**ТЕКСТ ДЛЯ РАЗБОРА:**
===============
И пошелъ заказывать себѣ похороны.

У него были разные, какъ у насъ говорить, «фасоны» нѣкотораго чудачества, какими въ свое время отличались московскія медицинскія знаменитости, да и теперь, кажется, страдаютъ этимъ. Студенты и энтерны (по нашему ассистенты) любили подсмѣиваться надъ нимъ, разумѣется, за глаза; но всѣ признавали его талантливость, необычайный нохъ въ распознаваніи болѣзней и высоко цѣнили его клиническія лекціи, обошедшія въ переводахъ всю Европу. Никогда я не забуду эту длинную, немножко согнутую фигуру въ короткой мантилькѣ съ капюшономъ, накинутымъ на голову, откуда выглядывали быстрые и блестящіе глаза чахоточнаго и его длинная бородка. Третья терапевтическая знаменитость — Піорри, былъ всегда сюжетомъ безконечныхъ анекдотовъ, остротъ и шутокъ между врачами и студентами медицины. Кажется, до самой своей смерти онъ молодился, красилъ себѣ волосы и бакенбарды и часто потѣшалъ свою аудиторію выходками неисправимаго тщеславія. Съ однимъ моимъ соотечественникомъ случился слѣдующій инцидентъ въ госпитальной клиникѣ Піорри.

Въ послѣдніе годы къ нему ходило уже меньше слушателей, чѣмъ прежде, и онъ замѣчалъ всякое новое лицо. Видитъ онъ этого русскаго у кровати больного въ кучкѣ студентовъ и интерновъ, и сейчасъ же обращается къ нему первый съ вопросомъ:

— Вы меня развѣ не знаете?

Тотъ не успѣлъ еще ему отвѣтить, какъ Пиорри выпрямился, откинулъ голову назадъ и съ жестомъ руки, обращенной къ себѣ, воскликнулъ:

— Je suis Ріоіту, le grand Ріоrrу! I’inventeur du plessimetre!

Онъ былъ дѣйствительно изобрѣтатель плессиметра и никогда не могъ объ этомъ забыть.
===============
**ДАННЫЕ ЗАДАНИЯ:**
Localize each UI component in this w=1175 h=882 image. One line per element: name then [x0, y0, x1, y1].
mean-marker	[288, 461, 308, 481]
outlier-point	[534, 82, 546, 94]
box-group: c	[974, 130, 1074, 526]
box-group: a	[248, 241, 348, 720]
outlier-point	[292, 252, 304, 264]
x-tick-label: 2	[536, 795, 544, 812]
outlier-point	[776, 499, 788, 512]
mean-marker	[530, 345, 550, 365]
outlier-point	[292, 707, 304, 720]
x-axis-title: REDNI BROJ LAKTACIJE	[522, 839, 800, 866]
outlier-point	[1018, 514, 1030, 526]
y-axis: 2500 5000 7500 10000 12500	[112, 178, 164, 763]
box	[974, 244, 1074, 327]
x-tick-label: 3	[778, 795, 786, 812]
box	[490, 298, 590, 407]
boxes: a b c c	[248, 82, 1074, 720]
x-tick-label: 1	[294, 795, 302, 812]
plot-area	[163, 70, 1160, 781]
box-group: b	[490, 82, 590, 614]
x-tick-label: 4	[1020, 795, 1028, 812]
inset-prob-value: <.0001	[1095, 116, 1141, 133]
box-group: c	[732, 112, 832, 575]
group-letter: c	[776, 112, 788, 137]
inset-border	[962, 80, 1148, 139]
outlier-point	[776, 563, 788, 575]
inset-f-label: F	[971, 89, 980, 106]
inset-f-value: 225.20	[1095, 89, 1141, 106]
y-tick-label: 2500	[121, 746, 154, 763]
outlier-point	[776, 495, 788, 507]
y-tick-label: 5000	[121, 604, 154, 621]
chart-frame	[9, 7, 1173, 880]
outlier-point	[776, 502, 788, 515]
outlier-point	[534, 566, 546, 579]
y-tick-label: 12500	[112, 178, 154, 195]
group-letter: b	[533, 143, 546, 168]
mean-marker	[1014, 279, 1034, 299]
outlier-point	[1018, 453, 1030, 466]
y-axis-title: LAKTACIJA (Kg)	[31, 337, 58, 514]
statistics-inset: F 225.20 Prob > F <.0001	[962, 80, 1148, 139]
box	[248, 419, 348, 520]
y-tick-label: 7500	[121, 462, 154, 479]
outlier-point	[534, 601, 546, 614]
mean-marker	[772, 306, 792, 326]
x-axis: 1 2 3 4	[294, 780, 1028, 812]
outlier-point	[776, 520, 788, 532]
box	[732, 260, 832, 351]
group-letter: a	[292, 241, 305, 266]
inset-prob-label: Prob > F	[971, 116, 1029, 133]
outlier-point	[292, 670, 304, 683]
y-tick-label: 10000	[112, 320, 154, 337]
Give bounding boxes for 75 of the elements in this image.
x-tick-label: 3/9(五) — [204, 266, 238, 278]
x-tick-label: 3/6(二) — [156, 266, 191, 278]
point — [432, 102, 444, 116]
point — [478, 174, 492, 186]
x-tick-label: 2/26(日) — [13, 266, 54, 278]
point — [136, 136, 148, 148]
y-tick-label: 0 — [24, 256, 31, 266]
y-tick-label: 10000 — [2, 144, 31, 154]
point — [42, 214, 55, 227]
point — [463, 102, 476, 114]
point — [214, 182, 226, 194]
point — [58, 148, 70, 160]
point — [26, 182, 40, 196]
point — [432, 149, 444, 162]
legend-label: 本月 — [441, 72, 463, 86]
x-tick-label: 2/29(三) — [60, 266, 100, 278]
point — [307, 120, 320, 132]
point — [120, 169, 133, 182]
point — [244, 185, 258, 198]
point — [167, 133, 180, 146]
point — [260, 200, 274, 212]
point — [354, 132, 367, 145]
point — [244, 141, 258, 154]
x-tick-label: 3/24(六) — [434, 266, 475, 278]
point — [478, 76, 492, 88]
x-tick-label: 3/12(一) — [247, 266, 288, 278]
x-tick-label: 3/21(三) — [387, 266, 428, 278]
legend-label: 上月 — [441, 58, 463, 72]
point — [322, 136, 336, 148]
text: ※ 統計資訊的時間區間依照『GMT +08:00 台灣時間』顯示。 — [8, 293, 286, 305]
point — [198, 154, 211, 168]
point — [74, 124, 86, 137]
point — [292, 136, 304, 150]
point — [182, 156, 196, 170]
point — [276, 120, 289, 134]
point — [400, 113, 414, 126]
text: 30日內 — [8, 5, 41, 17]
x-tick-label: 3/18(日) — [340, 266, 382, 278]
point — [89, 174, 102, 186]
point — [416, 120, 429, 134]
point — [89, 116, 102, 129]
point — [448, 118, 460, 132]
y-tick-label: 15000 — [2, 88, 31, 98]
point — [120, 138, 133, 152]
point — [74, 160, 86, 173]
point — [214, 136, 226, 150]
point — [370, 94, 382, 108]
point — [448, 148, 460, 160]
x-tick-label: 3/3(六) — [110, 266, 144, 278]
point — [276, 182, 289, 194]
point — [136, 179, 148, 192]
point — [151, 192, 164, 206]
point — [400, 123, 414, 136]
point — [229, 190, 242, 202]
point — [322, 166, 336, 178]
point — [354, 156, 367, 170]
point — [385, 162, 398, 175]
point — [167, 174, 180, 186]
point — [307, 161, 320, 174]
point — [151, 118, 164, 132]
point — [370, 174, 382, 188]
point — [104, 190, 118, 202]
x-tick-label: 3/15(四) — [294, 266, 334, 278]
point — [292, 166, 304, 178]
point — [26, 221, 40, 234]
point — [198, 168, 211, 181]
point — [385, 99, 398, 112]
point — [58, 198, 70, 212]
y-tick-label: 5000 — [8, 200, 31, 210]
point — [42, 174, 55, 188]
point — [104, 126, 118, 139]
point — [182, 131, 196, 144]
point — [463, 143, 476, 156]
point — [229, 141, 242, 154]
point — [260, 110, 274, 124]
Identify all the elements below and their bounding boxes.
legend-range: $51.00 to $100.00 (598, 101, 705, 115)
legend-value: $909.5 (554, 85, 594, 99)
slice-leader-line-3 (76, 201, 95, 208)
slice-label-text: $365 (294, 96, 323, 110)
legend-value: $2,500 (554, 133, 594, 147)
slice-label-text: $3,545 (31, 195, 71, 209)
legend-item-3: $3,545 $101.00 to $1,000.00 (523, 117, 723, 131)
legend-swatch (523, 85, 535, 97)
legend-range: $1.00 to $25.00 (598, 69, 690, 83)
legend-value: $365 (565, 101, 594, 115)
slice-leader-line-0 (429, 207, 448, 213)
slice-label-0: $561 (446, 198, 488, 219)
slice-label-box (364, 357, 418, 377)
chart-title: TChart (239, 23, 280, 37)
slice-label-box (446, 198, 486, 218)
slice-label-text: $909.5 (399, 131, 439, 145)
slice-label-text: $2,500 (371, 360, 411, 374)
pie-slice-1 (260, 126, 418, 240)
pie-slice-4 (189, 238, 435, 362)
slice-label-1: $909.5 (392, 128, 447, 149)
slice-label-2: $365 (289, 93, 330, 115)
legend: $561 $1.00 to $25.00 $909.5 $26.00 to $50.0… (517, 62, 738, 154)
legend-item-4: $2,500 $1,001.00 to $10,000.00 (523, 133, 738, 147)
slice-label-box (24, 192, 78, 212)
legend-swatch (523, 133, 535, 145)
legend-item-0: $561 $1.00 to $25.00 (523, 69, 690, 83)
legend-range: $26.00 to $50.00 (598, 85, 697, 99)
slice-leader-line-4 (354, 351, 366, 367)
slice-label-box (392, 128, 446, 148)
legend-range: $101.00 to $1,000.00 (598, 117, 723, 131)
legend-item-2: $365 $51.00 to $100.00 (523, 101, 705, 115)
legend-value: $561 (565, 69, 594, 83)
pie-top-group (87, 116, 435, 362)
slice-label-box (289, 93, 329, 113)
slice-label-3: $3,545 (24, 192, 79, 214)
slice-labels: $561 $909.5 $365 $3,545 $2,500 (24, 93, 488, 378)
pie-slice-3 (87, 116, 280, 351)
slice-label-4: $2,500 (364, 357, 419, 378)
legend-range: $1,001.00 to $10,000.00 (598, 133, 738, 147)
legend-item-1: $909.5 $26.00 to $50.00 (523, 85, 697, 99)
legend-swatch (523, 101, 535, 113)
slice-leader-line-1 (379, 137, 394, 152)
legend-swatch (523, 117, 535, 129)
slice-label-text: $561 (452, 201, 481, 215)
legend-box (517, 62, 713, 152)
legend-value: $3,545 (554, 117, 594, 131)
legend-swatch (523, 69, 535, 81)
===============
**ЗАДАНИЕ:**
Верните без изменений фрагмент текста для разбора между словами «Въ послѣдніе годы» и «развѣ не знаете?», включая их.

**ОТВЕТ:**
Въ послѣдніе годы къ нему ходило уже меньше слушателей, чѣмъ прежде, и онъ замѣчалъ всякое новое лицо. Видитъ онъ этого русскаго у кровати больного въ кучкѣ студентовъ и интерновъ, и сейчасъ же обращается къ нему первый съ вопросомъ:

— Вы меня развѣ не знаете?